Prompt: Images are not part of the copy; transcribe all the data exactly.

Data records:
* * * * * * *
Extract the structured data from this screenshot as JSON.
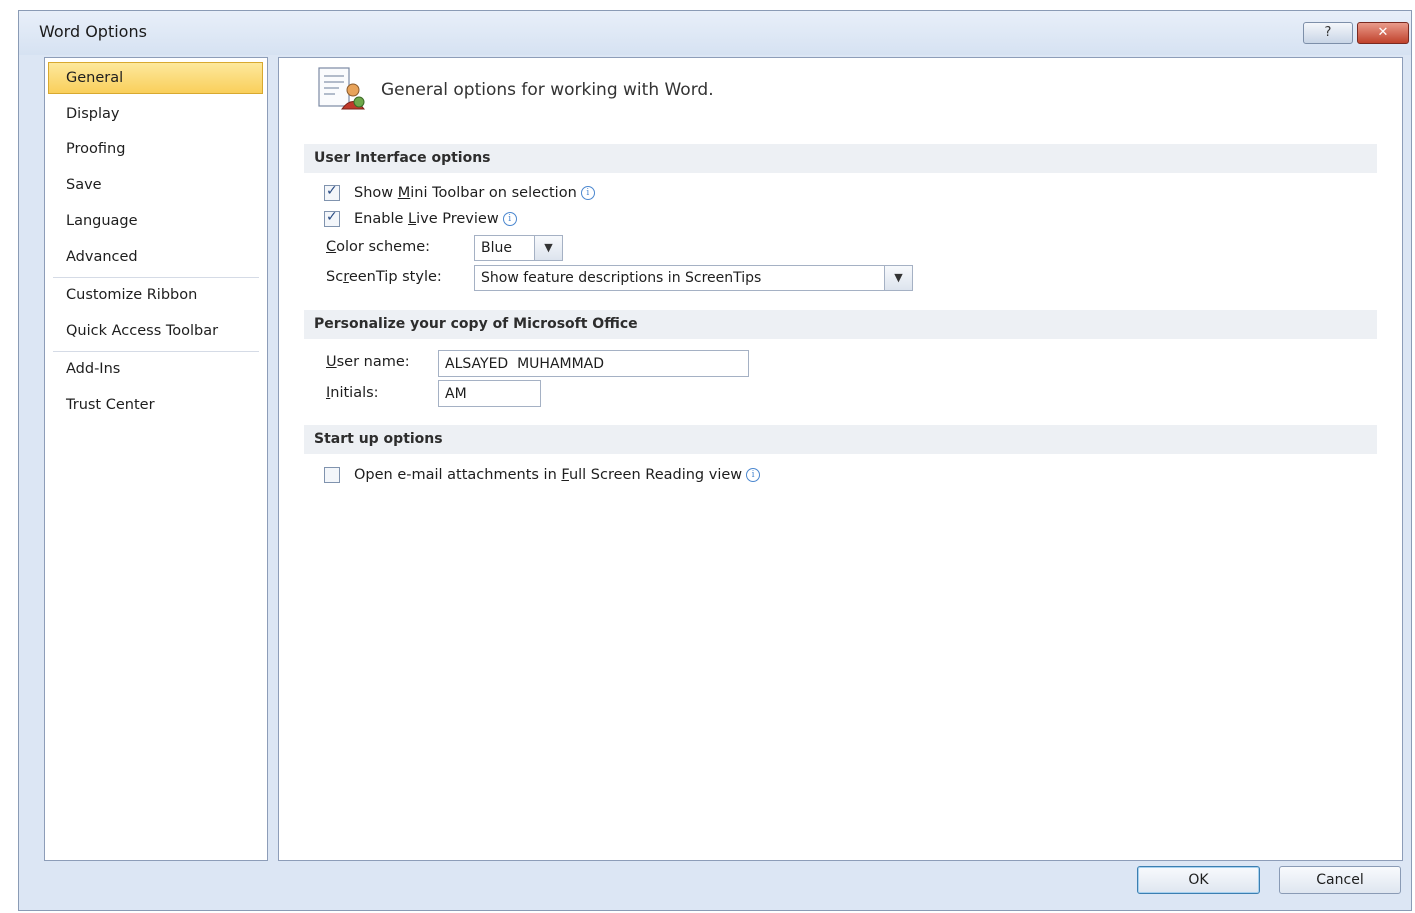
{
  "window": {
    "title": "Word Options",
    "help_glyph": "?",
    "close_glyph": "✕"
  },
  "sidebar": {
    "items": [
      {
        "label": "General",
        "selected": true
      },
      {
        "label": "Display"
      },
      {
        "label": "Proofing"
      },
      {
        "label": "Save"
      },
      {
        "label": "Language"
      },
      {
        "label": "Advanced"
      },
      {
        "label": "Customize Ribbon"
      },
      {
        "label": "Quick Access Toolbar"
      },
      {
        "label": "Add-Ins"
      },
      {
        "label": "Trust Center"
      }
    ]
  },
  "main": {
    "header_icon": "general-options-icon",
    "header_text": "General options for working with Word.",
    "sections": {
      "ui": {
        "title": "User Interface options",
        "mini_toolbar": {
          "pre": "Show ",
          "key": "M",
          "post": "ini Toolbar on selection",
          "checked": true
        },
        "live_preview": {
          "pre": "Enable ",
          "key": "L",
          "post": "ive Preview",
          "checked": true
        },
        "color_scheme": {
          "label_key": "C",
          "label_rest": "olor scheme:",
          "value": "Blue"
        },
        "screentip": {
          "label_pre": "Sc",
          "label_key": "r",
          "label_post": "eenTip style:",
          "value": "Show feature descriptions in ScreenTips"
        }
      },
      "personalize": {
        "title": "Personalize your copy of Microsoft Office",
        "user_name": {
          "label_key": "U",
          "label_rest": "ser name:",
          "value": "ALSAYED  MUHAMMAD"
        },
        "initials": {
          "label_key": "I",
          "label_rest": "nitials:",
          "value": "AM"
        }
      },
      "startup": {
        "title": "Start up options",
        "full_screen": {
          "pre": "Open e-mail attachments in ",
          "key": "F",
          "post": "ull Screen Reading view",
          "checked": false
        }
      }
    }
  },
  "footer": {
    "ok_label": "OK",
    "cancel_label": "Cancel"
  },
  "glyphs": {
    "check": "✓",
    "info": "i",
    "dropdown_arrow": "▼"
  },
  "colors": {
    "selected_nav": "#f9cf5b",
    "window_frame": "#dce6f4",
    "section_band": "#edf0f4"
  }
}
* * * * * * *
Finished task:
Extract the structured data from this screenshot as JSON.
{
  "window": {
    "title": "Word Options",
    "help_glyph": "?",
    "close_glyph": "✕"
  },
  "sidebar": {
    "items": [
      {
        "label": "General",
        "selected": true
      },
      {
        "label": "Display"
      },
      {
        "label": "Proofing"
      },
      {
        "label": "Save"
      },
      {
        "label": "Language"
      },
      {
        "label": "Advanced"
      },
      {
        "label": "Customize Ribbon"
      },
      {
        "label": "Quick Access Toolbar"
      },
      {
        "label": "Add-Ins"
      },
      {
        "label": "Trust Center"
      }
    ]
  },
  "main": {
    "header_icon": "general-options-icon",
    "header_text": "General options for working with Word.",
    "sections": {
      "ui": {
        "title": "User Interface options",
        "mini_toolbar": {
          "pre": "Show ",
          "key": "M",
          "post": "ini Toolbar on selection",
          "checked": true
        },
        "live_preview": {
          "pre": "Enable ",
          "key": "L",
          "post": "ive Preview",
          "checked": true
        },
        "color_scheme": {
          "label_key": "C",
          "label_rest": "olor scheme:",
          "value": "Blue"
        },
        "screentip": {
          "label_pre": "Sc",
          "label_key": "r",
          "label_post": "eenTip style:",
          "value": "Show feature descriptions in ScreenTips"
        }
      },
      "personalize": {
        "title": "Personalize your copy of Microsoft Office",
        "user_name": {
          "label_key": "U",
          "label_rest": "ser name:",
          "value": "ALSAYED  MUHAMMAD"
        },
        "initials": {
          "label_key": "I",
          "label_rest": "nitials:",
          "value": "AM"
        }
      },
      "startup": {
        "title": "Start up options",
        "full_screen": {
          "pre": "Open e-mail attachments in ",
          "key": "F",
          "post": "ull Screen Reading view",
          "checked": false
        }
      }
    }
  },
  "footer": {
    "ok_label": "OK",
    "cancel_label": "Cancel"
  },
  "glyphs": {
    "check": "✓",
    "info": "i",
    "dropdown_arrow": "▼"
  },
  "colors": {
    "selected_nav": "#f9cf5b",
    "window_frame": "#dce6f4",
    "section_band": "#edf0f4"
  }
}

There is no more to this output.